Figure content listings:
+--

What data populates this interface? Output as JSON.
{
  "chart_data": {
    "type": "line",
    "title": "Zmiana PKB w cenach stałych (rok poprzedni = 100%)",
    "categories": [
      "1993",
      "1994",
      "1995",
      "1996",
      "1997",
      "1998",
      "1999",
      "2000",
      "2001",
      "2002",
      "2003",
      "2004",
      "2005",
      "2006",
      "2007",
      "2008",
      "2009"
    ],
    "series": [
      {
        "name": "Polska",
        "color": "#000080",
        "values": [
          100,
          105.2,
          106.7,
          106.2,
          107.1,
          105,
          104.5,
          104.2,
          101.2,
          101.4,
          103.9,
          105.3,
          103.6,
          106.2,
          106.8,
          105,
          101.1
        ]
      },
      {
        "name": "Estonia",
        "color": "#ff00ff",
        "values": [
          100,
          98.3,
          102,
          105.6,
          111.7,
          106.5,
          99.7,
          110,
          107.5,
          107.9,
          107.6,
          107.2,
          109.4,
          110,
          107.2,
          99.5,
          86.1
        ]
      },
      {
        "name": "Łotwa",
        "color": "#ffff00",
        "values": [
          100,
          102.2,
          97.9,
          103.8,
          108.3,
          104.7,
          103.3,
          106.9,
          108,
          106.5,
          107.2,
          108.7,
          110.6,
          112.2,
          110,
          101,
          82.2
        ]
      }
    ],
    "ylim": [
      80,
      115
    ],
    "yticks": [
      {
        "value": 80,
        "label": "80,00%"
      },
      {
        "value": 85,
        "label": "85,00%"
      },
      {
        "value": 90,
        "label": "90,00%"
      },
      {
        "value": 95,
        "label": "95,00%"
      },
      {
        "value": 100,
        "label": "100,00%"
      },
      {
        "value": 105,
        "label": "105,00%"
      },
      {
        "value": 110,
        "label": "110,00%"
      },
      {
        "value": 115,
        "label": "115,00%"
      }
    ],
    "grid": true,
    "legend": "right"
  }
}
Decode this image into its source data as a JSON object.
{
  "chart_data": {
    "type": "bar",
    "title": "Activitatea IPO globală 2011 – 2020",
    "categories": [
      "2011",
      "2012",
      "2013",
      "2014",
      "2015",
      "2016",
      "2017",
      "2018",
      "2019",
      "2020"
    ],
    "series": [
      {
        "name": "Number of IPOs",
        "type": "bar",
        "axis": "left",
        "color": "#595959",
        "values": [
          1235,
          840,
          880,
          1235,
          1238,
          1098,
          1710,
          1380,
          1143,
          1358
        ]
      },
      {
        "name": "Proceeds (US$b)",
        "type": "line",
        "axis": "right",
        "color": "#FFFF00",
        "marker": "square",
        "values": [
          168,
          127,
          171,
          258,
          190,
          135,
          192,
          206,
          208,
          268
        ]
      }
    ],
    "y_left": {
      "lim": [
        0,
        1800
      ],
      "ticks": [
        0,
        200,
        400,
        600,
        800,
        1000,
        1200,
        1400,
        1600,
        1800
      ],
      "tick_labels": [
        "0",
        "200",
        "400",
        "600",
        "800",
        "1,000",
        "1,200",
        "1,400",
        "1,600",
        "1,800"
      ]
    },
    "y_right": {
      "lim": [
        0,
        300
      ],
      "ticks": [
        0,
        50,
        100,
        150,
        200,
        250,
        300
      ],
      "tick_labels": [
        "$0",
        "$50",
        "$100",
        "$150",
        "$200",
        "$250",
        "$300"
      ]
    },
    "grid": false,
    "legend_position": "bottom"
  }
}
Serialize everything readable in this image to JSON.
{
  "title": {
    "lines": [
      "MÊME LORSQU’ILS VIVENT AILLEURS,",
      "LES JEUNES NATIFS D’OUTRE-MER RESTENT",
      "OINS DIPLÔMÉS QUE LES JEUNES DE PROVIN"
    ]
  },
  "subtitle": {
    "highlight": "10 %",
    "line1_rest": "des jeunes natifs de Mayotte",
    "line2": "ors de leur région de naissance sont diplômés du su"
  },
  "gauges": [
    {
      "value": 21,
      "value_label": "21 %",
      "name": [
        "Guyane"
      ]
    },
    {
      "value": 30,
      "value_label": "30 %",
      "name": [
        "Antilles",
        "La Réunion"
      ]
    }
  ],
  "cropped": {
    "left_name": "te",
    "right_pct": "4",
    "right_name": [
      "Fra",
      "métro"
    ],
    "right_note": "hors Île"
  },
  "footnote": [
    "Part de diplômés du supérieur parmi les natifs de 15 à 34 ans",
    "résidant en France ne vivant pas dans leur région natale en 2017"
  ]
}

+--

* **PROMPT**
Repeat, word for word, every line from the line that contains "Serialize everything readable" to the end of the entries; include both of those lines and no others.

* **SOLVED EXERCISE**
Serialize everything readable in this image to JSON.
{
  "title": {
    "lines": [
      "MÊME LORSQU’ILS VIVENT AILLEURS,",
      "LES JEUNES NATIFS D’OUTRE-MER RESTENT",
      "OINS DIPLÔMÉS QUE LES JEUNES DE PROVIN"
    ]
  },
  "subtitle": {
    "highlight": "10 %",
    "line1_rest": "des jeunes natifs de Mayotte",
    "line2": "ors de leur région de naissance sont diplômés du su"
  },
  "gauges": [
    {
      "value": 21,
      "value_label": "21 %",
      "name": [
        "Guyane"
      ]
    },
    {
      "value": 30,
      "value_label": "30 %",
      "name": [
        "Antilles",
        "La Réunion"
      ]
    }
  ],
  "cropped": {
    "left_name": "te",
    "right_pct": "4",
    "right_name": [
      "Fra",
      "métro"
    ],
    "right_note": "hors Île"
  },
  "footnote": [
    "Part de diplômés du supérieur parmi les natifs de 15 à 34 ans",
    "résidant en France ne vivant pas dans leur région natale en 2017"
  ]
}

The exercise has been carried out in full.